— BEGIN Dataset rows —

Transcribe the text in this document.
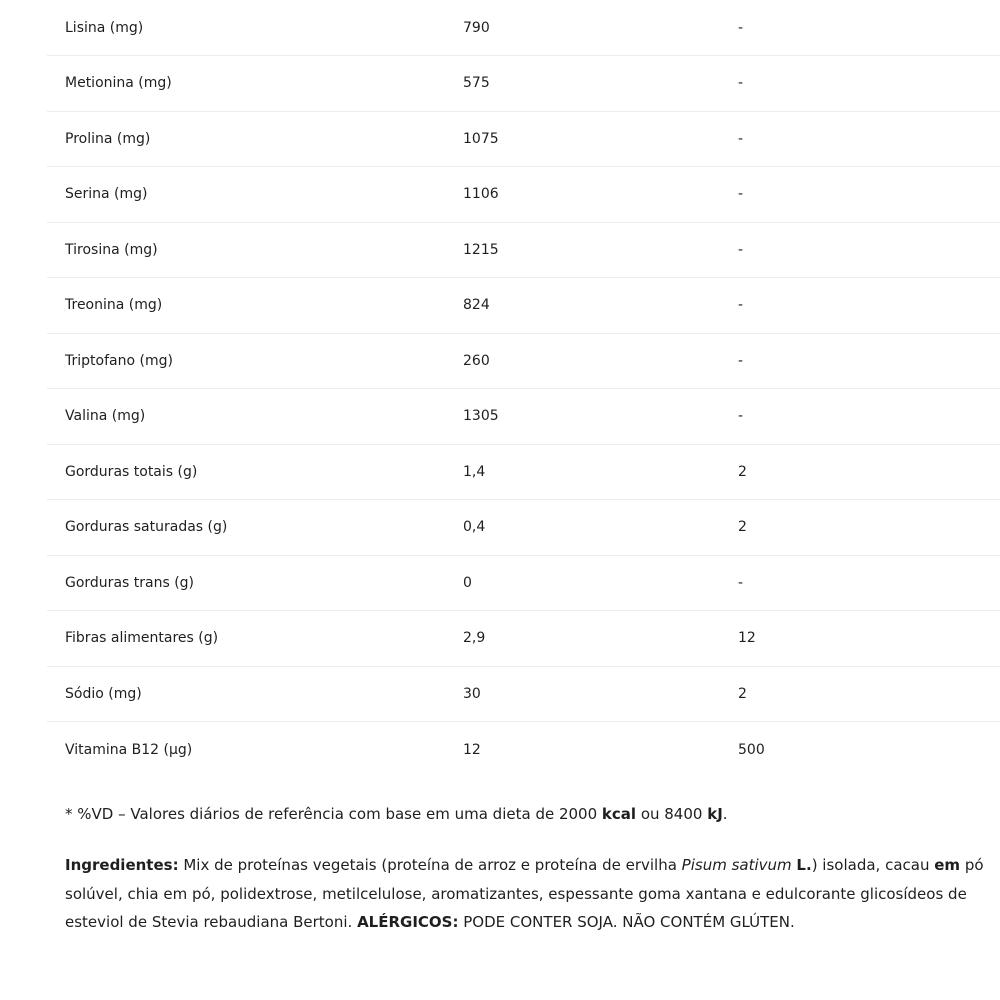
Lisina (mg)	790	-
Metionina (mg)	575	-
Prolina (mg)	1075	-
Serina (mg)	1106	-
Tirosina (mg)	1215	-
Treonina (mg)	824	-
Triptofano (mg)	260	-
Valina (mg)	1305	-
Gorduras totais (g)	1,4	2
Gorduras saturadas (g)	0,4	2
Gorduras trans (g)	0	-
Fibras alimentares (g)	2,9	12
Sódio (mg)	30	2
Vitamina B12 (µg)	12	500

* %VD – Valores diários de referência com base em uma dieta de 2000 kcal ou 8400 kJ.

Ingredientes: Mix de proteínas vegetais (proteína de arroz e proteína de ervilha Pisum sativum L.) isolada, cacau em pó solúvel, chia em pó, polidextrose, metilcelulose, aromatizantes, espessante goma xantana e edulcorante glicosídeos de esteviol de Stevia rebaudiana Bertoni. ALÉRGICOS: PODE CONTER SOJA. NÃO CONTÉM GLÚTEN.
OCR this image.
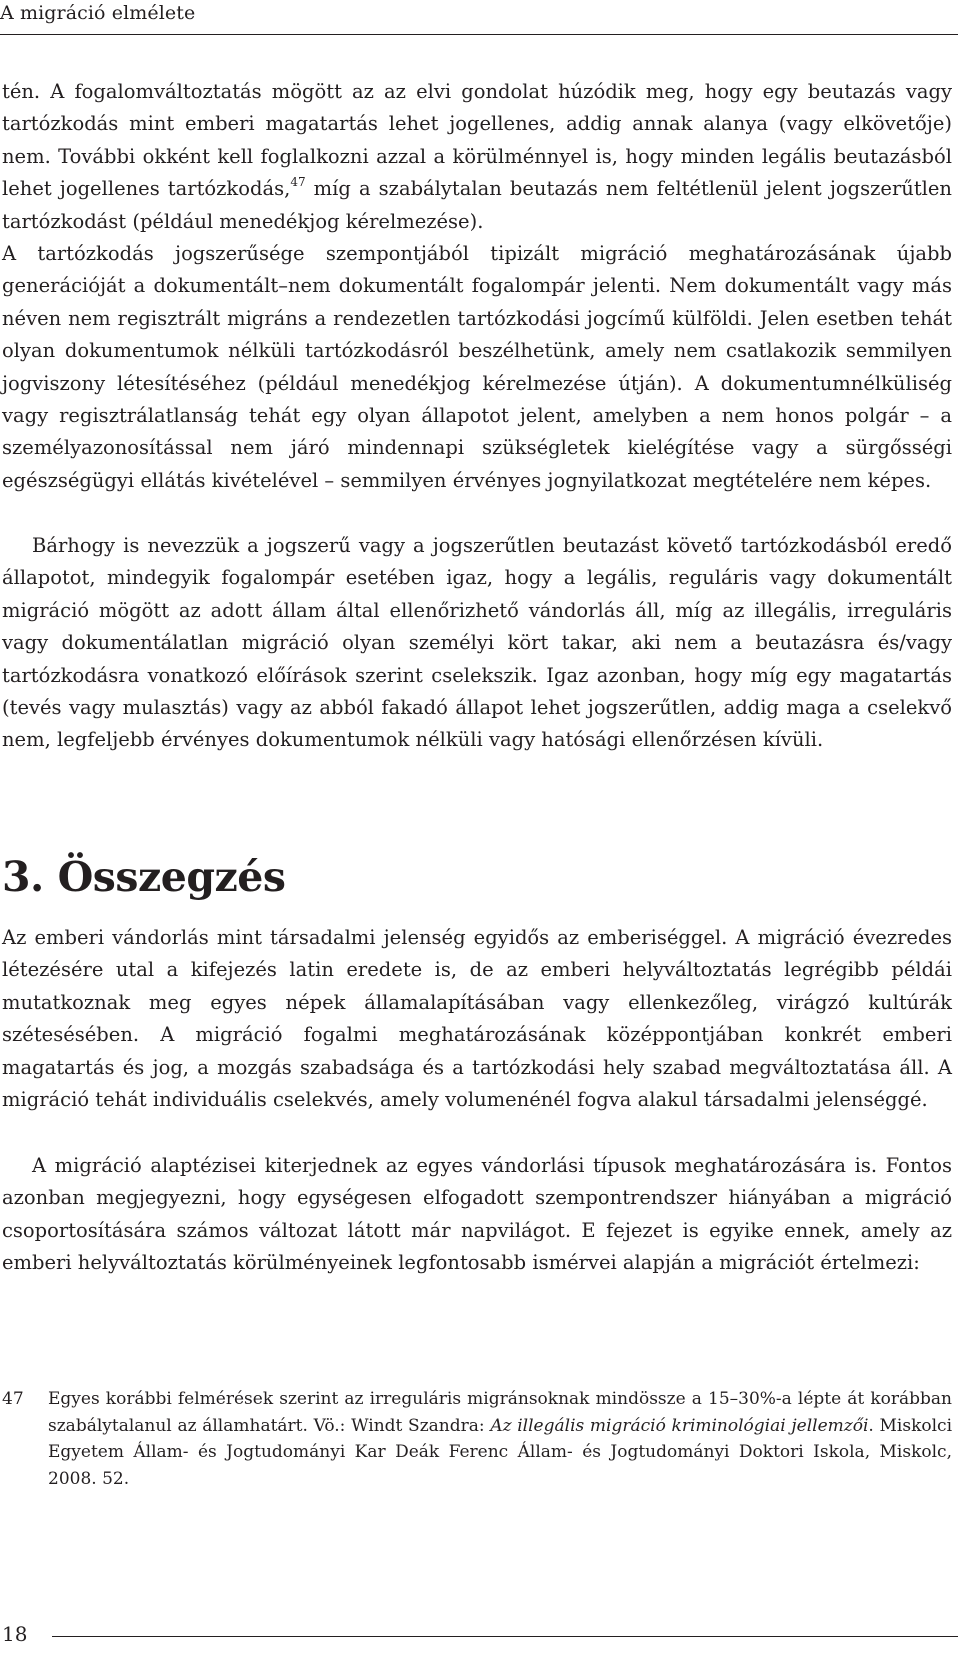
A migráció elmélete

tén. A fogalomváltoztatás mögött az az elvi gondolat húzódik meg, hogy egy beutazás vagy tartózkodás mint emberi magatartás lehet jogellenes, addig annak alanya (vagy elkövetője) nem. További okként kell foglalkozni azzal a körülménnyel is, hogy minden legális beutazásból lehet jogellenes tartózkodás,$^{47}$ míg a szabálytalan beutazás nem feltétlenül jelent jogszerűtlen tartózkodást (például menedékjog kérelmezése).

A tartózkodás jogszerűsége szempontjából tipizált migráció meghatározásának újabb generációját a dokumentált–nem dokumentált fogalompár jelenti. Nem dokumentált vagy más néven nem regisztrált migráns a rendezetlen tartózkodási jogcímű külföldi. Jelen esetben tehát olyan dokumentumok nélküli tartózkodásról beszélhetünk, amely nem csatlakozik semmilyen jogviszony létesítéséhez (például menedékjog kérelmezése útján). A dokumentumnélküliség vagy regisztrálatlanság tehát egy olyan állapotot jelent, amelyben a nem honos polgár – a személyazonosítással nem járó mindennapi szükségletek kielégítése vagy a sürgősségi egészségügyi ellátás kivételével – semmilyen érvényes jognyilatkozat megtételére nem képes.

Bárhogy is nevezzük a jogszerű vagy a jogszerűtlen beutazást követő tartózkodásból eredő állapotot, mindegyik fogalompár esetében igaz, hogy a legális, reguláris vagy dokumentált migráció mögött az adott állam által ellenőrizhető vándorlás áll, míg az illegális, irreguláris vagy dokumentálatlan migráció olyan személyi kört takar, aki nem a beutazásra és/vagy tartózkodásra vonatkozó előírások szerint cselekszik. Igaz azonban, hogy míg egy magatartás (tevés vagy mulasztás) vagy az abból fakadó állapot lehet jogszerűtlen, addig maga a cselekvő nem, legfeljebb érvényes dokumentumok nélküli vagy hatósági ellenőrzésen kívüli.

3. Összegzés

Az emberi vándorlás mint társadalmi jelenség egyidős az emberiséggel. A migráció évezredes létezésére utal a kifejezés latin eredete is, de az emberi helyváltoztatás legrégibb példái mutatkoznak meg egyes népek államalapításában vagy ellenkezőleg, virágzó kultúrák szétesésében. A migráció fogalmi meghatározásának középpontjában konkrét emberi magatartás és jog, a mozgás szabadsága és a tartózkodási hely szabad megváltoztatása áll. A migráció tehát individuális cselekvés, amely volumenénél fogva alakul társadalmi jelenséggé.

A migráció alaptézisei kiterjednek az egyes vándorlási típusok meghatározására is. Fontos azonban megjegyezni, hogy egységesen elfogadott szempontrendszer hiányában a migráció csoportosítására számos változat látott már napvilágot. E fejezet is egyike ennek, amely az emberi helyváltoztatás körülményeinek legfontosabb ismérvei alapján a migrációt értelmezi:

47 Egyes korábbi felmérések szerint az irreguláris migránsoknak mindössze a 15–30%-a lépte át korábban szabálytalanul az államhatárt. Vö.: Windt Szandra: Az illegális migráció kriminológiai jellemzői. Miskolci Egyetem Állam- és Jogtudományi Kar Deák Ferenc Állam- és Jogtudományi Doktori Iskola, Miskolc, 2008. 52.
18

— END Dataset rows —
— BEGIN Dataset rows —

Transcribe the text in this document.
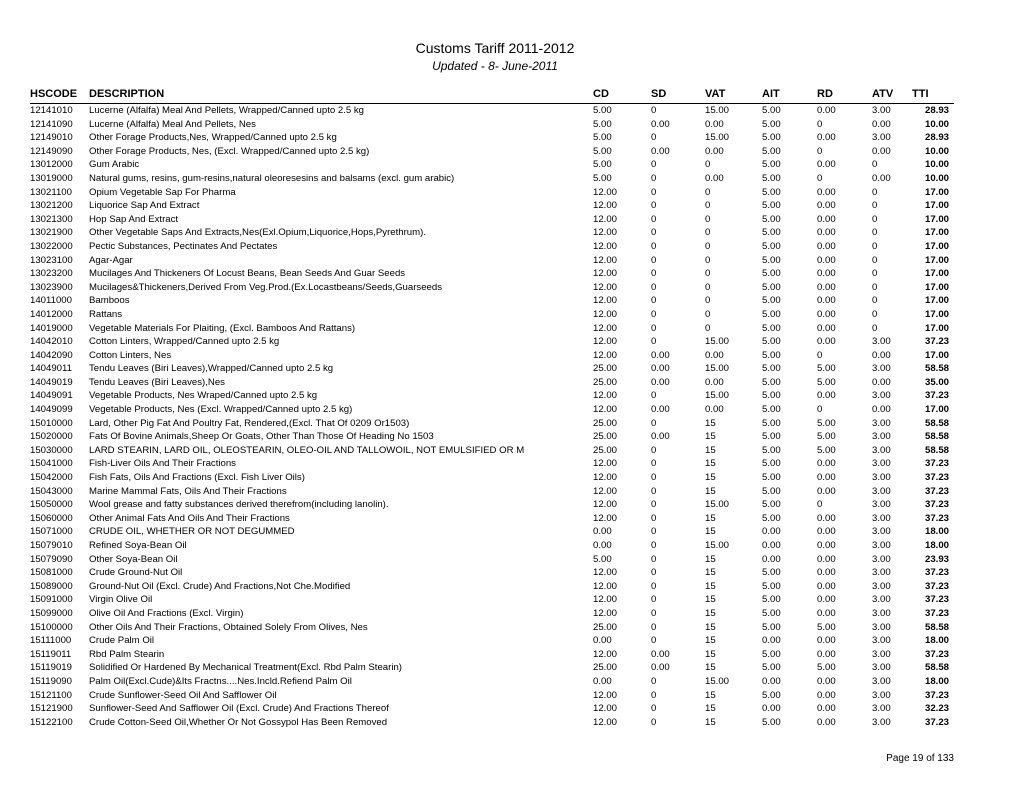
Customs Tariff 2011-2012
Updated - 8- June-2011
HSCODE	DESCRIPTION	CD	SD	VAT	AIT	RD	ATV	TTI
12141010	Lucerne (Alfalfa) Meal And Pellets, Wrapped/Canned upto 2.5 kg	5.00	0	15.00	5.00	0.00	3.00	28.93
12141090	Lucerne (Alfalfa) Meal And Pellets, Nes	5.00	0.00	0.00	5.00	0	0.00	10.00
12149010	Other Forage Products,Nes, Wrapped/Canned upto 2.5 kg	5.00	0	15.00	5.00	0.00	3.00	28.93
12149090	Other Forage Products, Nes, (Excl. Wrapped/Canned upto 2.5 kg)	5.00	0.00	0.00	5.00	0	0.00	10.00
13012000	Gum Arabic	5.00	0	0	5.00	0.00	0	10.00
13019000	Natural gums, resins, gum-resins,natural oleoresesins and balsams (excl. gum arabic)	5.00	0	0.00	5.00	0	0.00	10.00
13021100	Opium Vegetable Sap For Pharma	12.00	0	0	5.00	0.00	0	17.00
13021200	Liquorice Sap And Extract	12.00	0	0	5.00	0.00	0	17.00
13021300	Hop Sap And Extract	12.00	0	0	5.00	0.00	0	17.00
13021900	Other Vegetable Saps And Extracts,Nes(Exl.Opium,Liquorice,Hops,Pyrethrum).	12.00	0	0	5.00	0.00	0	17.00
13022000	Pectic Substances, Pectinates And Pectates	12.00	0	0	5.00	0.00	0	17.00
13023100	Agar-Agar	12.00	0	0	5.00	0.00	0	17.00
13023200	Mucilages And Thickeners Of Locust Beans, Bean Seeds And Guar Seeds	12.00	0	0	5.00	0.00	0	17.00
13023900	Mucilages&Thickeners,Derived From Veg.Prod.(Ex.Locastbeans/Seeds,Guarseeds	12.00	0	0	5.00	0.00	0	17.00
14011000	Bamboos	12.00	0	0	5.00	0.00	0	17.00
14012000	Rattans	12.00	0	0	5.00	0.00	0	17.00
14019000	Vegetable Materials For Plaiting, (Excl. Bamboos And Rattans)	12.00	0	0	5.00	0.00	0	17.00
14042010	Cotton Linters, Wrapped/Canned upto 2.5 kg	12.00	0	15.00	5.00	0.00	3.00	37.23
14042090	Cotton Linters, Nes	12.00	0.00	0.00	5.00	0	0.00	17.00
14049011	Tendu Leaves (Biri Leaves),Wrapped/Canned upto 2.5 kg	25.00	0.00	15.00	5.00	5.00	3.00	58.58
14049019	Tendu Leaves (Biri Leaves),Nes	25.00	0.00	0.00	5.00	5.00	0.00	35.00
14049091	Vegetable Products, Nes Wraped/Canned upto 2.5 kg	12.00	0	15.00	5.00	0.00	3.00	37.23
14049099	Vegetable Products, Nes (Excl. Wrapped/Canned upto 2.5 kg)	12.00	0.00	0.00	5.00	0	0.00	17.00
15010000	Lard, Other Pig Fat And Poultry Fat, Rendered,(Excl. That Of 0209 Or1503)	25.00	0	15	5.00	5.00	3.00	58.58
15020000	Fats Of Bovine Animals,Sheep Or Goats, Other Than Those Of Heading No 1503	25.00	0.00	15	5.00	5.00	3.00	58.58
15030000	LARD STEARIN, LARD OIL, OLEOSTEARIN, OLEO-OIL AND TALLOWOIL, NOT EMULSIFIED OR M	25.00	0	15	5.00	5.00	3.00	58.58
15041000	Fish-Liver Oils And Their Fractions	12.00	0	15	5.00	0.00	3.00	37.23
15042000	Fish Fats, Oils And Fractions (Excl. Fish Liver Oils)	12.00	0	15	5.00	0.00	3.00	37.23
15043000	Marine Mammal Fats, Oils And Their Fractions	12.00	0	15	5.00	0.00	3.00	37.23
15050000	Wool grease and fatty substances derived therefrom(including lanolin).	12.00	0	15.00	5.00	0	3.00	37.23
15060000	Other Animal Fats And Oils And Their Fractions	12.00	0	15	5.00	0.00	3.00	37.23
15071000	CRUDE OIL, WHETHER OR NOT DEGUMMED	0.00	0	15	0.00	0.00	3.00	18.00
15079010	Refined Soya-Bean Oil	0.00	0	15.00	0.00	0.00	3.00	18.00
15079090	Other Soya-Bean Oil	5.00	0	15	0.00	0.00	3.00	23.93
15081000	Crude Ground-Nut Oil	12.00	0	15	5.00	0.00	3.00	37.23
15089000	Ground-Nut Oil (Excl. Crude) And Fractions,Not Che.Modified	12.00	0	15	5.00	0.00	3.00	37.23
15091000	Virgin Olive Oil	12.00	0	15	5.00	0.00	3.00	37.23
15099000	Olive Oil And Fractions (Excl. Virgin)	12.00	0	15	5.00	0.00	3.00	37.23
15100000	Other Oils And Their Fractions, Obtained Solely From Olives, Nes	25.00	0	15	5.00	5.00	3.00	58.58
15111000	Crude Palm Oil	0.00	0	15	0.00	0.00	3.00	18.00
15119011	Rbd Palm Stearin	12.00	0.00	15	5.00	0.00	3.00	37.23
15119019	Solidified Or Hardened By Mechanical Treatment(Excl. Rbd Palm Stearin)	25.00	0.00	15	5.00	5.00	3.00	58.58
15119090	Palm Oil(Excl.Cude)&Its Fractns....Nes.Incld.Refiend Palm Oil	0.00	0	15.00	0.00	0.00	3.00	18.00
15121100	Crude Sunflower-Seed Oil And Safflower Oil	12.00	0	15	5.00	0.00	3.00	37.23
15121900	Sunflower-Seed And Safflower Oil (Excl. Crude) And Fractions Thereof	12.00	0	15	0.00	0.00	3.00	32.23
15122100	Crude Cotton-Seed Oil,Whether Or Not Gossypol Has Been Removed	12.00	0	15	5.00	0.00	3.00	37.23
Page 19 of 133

— END Dataset rows —
— BEGIN Dataset rows —

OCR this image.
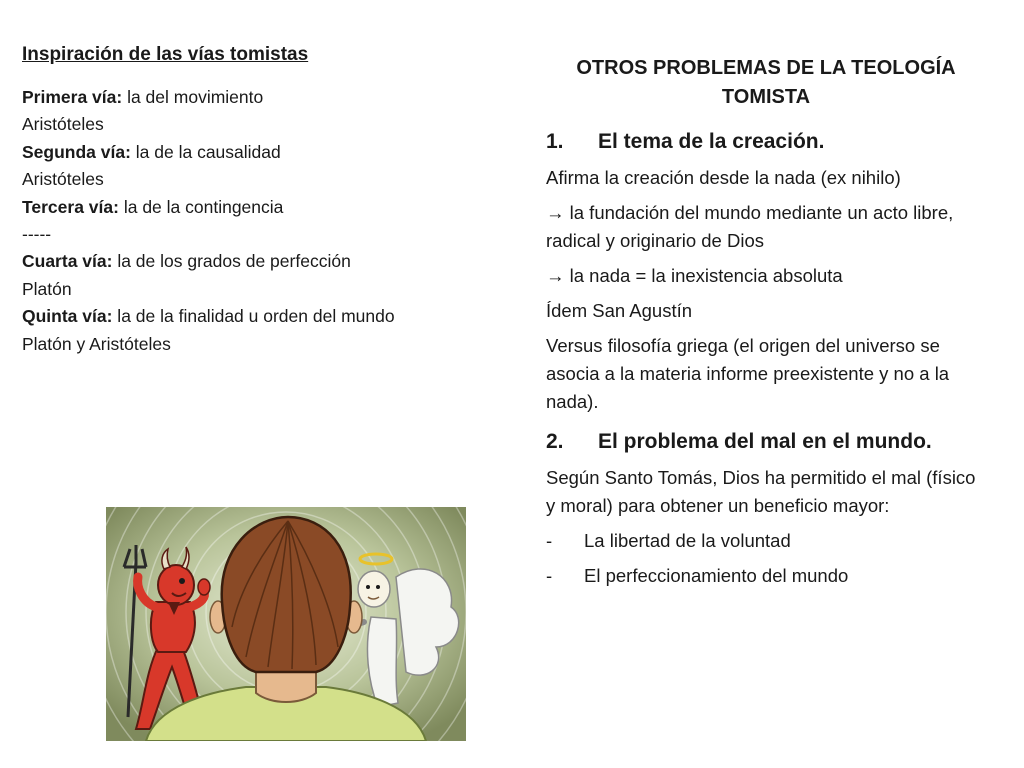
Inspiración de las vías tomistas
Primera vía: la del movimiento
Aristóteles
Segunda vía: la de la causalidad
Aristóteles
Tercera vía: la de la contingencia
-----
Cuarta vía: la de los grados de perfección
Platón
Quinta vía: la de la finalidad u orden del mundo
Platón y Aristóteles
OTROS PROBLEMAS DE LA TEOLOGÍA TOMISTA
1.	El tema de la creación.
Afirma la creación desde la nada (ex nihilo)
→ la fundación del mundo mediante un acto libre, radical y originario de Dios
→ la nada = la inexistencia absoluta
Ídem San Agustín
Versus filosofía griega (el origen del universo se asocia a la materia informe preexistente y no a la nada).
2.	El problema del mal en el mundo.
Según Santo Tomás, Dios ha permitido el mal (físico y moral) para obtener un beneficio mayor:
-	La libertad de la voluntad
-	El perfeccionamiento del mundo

— END Dataset rows —

Exercise details
Looking at the data above, show all lines where the word "Soya" occurs.

Written response
15079010	Refined Soya-Bean Oil	0.00	0	15.00	0.00	0.00	3.00	18.00
15079090	Other Soya-Bean Oil	5.00	0	15	0.00	0.00	3.00	23.93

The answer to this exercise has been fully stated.